→ Materials provided:
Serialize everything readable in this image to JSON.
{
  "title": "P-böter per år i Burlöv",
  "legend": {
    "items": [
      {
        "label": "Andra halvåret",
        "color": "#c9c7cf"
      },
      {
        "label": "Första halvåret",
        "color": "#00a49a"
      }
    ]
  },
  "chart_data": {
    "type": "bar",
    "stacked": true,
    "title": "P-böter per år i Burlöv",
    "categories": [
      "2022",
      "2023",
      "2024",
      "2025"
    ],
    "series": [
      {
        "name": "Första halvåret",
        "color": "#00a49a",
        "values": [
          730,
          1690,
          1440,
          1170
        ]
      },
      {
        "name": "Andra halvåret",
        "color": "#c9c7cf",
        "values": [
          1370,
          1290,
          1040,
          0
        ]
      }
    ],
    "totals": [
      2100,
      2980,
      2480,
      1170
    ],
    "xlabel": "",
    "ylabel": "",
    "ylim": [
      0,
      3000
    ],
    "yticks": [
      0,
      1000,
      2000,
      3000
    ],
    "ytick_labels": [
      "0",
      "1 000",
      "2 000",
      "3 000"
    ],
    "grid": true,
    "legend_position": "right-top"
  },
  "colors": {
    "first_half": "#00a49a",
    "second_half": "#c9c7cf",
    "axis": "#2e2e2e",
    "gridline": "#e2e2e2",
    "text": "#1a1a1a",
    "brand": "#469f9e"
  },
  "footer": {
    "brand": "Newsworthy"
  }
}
--
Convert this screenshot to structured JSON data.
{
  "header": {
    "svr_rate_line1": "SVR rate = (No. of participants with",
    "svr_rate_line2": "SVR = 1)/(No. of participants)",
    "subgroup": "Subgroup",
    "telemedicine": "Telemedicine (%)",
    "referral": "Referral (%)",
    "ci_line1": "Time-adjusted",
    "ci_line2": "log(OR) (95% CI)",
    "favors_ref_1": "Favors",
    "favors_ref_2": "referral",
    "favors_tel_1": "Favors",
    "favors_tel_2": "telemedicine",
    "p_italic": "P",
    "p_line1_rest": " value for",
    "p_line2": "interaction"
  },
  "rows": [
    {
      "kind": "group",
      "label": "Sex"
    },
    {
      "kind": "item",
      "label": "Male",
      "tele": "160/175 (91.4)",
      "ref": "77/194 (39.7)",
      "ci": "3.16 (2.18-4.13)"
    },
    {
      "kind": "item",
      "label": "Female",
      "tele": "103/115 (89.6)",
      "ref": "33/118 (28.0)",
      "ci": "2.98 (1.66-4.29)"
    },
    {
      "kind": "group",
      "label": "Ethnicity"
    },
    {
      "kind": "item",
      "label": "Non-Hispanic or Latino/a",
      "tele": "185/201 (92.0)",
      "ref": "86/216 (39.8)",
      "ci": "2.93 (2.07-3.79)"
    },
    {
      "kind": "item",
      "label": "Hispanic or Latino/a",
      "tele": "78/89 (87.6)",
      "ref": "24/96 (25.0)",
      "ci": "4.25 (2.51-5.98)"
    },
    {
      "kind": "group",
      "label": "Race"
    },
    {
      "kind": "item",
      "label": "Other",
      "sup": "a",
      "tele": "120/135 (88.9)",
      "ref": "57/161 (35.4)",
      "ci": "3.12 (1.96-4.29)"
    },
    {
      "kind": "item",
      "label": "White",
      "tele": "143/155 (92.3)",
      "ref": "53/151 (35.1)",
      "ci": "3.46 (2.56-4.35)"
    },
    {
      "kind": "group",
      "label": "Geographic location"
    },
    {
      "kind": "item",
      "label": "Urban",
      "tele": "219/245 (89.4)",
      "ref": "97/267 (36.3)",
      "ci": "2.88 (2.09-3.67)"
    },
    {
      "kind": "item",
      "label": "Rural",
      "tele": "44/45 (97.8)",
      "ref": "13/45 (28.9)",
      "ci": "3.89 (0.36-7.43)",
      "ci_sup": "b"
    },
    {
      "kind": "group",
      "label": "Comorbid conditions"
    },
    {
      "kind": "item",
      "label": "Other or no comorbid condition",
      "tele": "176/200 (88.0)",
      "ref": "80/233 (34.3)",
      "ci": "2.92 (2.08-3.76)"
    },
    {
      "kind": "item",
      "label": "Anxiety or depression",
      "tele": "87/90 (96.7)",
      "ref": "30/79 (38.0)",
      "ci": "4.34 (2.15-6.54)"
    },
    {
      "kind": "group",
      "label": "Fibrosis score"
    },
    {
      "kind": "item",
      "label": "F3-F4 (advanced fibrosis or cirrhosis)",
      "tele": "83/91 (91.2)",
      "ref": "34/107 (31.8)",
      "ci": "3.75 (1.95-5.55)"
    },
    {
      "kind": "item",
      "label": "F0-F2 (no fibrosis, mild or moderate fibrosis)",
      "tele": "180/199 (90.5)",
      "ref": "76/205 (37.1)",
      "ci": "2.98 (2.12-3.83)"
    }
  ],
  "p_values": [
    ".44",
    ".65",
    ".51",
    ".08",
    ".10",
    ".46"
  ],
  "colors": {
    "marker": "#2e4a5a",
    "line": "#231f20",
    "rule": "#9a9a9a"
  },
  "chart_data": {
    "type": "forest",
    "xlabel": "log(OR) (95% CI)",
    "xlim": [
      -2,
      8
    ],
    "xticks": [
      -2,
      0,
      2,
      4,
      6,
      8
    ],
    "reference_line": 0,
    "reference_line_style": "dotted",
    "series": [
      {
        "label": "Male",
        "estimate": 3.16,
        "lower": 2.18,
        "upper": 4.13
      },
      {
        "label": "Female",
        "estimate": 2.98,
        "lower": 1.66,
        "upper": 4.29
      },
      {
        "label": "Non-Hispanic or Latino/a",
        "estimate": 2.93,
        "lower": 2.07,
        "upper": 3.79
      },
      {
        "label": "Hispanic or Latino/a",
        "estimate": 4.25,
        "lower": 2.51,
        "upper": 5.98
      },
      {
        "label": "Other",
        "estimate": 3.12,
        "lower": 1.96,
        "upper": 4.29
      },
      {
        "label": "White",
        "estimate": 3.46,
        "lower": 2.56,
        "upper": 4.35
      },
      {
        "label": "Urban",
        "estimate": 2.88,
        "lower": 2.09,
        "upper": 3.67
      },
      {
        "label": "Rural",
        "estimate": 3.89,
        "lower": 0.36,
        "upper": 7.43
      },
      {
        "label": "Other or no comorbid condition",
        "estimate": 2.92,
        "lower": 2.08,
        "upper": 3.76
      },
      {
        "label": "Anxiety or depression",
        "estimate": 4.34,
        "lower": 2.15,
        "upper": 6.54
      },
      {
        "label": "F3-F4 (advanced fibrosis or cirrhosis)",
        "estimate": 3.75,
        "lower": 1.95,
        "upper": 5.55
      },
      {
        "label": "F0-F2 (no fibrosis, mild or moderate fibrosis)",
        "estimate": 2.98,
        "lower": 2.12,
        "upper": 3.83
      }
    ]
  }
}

→ To do: Copy out every line where the word "this" occurs.

→ Full output:
Serialize everything readable in this image to JSON.
Convert this screenshot to structured JSON data.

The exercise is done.